[Saved entries]
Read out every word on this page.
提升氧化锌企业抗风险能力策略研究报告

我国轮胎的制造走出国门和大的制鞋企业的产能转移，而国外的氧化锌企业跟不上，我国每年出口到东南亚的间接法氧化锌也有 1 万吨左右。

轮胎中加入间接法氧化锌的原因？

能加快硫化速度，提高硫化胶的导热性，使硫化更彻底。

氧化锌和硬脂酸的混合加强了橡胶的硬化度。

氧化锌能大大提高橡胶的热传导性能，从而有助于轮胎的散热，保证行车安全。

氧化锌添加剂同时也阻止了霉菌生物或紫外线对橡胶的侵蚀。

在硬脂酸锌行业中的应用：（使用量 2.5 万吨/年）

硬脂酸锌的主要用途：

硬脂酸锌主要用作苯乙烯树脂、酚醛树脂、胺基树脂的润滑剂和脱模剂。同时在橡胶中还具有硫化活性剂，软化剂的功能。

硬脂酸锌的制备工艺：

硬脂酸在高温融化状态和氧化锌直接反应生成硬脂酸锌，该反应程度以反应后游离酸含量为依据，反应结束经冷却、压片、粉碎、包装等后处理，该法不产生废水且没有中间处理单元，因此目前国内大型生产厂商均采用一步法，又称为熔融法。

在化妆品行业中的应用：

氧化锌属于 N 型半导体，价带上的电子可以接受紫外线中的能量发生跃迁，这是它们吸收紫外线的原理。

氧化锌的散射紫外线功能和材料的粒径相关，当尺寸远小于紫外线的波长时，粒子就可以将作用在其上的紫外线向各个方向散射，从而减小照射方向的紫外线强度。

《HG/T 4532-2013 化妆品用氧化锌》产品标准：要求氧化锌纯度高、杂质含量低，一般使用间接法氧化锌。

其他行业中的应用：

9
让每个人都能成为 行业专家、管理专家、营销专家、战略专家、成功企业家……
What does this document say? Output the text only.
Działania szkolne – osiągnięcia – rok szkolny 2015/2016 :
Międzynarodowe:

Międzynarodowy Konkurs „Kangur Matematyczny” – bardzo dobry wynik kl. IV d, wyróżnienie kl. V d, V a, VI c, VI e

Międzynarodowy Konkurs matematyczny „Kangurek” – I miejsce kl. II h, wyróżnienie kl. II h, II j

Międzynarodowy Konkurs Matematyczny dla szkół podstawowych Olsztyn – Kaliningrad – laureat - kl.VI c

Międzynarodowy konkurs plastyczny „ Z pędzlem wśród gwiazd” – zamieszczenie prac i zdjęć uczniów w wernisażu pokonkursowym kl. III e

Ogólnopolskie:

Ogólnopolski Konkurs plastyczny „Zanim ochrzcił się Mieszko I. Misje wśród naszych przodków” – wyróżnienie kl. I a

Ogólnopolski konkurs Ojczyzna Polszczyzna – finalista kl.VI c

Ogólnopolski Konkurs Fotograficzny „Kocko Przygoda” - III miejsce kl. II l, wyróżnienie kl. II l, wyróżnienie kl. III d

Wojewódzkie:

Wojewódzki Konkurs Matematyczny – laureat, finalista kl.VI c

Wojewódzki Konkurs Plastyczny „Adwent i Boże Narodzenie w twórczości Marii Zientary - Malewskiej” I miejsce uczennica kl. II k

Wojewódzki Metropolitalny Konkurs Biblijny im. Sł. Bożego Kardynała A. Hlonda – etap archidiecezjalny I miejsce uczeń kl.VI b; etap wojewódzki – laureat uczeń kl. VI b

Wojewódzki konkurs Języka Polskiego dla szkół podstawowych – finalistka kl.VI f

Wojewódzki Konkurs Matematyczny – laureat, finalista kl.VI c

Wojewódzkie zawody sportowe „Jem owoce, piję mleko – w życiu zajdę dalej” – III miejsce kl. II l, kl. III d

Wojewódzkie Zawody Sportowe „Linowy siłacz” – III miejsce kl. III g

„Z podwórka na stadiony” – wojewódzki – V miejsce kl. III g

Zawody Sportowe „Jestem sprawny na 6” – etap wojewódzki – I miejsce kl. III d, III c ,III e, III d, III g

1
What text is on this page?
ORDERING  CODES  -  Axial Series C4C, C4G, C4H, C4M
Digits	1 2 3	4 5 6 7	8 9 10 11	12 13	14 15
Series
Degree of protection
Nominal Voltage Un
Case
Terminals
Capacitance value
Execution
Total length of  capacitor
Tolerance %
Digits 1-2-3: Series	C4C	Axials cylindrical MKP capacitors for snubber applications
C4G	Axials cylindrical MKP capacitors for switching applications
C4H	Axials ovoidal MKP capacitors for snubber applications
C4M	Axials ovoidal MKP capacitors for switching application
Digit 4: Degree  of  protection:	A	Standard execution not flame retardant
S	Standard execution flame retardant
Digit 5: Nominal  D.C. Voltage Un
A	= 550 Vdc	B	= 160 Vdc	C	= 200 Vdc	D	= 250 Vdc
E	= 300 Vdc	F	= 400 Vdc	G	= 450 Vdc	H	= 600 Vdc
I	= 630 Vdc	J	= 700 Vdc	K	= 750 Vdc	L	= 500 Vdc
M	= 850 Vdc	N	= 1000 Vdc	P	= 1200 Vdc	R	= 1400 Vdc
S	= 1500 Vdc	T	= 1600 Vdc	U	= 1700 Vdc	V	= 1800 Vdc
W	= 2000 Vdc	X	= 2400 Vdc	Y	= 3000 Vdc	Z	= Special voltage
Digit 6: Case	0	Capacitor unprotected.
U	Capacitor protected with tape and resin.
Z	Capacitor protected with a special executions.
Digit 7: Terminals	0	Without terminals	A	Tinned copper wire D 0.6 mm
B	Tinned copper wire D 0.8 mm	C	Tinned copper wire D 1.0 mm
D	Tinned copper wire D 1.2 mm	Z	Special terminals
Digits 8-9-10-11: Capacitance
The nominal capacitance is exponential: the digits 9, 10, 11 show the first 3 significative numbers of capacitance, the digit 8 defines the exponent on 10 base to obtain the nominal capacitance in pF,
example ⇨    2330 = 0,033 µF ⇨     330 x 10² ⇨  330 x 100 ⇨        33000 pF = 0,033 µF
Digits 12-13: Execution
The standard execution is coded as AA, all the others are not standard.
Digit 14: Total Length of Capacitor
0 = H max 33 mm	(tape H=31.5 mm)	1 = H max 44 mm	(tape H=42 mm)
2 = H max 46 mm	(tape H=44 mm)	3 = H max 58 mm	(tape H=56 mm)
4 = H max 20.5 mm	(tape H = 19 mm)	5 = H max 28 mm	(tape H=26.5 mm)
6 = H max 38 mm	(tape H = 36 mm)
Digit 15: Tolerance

### Objective:
Extract, from the material above, each line holding the word "Degree".

### Solution to this task:
Degree of protection
Digit 4: Degree  of  protection:	A	Standard execution not flame retardant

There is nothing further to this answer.